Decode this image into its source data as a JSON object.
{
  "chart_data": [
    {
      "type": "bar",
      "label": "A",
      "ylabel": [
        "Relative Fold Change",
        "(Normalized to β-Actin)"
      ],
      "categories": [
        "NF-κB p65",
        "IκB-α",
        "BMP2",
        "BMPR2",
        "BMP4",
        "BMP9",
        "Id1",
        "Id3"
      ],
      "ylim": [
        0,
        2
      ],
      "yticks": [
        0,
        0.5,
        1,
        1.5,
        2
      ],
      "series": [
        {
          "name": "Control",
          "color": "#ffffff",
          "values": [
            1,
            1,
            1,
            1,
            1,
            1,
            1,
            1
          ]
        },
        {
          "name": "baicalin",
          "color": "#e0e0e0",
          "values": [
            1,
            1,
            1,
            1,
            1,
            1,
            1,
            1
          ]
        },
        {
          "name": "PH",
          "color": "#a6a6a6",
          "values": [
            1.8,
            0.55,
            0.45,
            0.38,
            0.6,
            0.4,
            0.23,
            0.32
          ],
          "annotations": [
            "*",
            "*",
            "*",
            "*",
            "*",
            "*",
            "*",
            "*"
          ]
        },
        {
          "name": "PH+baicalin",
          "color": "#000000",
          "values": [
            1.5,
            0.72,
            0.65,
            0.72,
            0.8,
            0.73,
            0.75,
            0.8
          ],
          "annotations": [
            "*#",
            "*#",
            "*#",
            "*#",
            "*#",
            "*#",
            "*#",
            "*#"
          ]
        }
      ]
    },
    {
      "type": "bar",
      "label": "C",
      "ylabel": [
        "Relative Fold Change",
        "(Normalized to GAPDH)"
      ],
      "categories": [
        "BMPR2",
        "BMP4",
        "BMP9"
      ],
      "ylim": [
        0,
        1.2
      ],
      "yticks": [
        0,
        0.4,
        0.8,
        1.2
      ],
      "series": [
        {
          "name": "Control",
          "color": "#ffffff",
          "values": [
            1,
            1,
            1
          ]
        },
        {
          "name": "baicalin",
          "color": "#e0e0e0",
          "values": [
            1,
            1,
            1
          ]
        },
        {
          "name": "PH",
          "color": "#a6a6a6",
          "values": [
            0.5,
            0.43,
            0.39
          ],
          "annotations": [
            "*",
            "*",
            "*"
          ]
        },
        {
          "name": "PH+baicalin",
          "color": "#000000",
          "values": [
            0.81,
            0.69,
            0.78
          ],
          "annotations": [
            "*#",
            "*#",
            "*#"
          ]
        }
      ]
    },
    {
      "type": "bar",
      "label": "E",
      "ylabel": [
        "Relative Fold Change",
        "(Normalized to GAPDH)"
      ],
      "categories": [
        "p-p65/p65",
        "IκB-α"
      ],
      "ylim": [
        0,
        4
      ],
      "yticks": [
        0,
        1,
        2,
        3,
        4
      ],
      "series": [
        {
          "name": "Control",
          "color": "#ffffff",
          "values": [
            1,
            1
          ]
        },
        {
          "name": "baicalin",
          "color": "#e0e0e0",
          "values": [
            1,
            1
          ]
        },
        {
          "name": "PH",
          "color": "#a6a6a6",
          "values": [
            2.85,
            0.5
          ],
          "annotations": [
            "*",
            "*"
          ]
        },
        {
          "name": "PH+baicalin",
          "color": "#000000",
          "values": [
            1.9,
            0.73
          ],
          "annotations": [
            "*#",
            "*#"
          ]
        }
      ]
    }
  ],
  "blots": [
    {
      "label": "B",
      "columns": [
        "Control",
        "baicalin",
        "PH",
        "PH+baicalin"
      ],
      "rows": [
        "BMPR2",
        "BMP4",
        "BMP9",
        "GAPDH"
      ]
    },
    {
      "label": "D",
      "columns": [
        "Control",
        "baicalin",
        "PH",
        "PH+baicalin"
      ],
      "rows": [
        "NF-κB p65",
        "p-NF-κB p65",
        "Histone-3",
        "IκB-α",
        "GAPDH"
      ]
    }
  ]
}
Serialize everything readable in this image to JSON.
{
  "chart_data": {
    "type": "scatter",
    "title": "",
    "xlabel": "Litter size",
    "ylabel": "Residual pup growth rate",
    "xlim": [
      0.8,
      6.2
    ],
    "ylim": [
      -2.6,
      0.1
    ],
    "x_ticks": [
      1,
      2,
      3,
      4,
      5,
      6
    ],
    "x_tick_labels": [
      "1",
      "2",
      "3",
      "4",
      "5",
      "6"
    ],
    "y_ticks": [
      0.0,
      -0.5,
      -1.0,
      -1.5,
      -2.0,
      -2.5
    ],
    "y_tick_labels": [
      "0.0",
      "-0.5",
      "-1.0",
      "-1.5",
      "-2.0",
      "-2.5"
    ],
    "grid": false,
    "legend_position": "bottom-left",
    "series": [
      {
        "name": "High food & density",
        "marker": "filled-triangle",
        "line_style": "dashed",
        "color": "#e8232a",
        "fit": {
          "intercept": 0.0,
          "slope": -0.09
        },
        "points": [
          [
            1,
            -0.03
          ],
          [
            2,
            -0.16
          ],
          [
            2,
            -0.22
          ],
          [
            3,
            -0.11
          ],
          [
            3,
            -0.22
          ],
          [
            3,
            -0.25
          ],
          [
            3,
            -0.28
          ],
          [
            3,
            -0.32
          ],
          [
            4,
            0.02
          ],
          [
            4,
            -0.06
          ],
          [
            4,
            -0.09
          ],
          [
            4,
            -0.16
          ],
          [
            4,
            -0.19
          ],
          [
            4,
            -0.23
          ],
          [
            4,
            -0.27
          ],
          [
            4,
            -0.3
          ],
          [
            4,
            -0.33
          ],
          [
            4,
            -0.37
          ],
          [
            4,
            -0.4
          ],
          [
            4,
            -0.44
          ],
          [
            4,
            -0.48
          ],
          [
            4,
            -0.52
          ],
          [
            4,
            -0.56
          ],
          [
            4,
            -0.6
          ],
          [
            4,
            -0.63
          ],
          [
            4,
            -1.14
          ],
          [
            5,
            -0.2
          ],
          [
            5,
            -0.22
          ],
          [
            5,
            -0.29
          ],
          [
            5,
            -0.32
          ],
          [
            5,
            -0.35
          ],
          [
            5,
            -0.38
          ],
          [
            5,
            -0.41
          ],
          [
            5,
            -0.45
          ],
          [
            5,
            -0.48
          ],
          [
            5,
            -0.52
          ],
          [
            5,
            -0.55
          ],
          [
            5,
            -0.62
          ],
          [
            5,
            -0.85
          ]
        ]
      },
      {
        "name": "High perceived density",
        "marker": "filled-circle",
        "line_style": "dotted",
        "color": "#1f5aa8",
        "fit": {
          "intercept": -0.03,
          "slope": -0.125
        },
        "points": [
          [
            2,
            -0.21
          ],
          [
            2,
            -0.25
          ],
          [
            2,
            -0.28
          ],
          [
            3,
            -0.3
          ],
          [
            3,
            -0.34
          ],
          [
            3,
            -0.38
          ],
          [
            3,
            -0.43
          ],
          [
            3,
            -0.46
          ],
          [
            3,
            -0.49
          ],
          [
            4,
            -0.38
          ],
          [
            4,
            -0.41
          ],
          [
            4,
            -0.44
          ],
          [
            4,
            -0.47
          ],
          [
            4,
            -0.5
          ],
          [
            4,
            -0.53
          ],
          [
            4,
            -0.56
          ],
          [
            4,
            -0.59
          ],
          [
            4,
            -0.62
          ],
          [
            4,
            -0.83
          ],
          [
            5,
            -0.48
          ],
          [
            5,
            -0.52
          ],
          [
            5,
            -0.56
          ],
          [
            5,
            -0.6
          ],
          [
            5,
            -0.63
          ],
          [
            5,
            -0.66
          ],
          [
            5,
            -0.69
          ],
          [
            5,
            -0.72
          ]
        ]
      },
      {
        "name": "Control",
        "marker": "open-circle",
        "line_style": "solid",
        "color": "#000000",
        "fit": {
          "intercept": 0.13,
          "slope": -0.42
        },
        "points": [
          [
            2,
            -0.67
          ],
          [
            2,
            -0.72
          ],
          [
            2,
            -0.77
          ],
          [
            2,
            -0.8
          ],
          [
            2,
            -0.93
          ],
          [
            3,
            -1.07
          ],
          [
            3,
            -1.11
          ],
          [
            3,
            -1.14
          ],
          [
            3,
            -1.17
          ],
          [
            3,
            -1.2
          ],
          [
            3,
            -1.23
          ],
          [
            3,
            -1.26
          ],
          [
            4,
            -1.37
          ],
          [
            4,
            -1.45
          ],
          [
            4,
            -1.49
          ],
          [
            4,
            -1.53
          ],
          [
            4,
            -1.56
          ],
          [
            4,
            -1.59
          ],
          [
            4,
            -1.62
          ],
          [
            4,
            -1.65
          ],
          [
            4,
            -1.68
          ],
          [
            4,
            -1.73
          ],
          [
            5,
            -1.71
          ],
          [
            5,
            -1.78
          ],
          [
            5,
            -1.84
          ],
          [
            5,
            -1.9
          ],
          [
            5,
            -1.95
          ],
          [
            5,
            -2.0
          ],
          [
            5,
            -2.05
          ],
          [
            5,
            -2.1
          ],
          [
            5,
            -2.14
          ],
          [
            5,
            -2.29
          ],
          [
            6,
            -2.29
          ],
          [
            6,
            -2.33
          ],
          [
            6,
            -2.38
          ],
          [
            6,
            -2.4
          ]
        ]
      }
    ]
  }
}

────────────────

## Direction
How many lines in the records above contain the word "image"? Reply with the number alone.

## Written response
2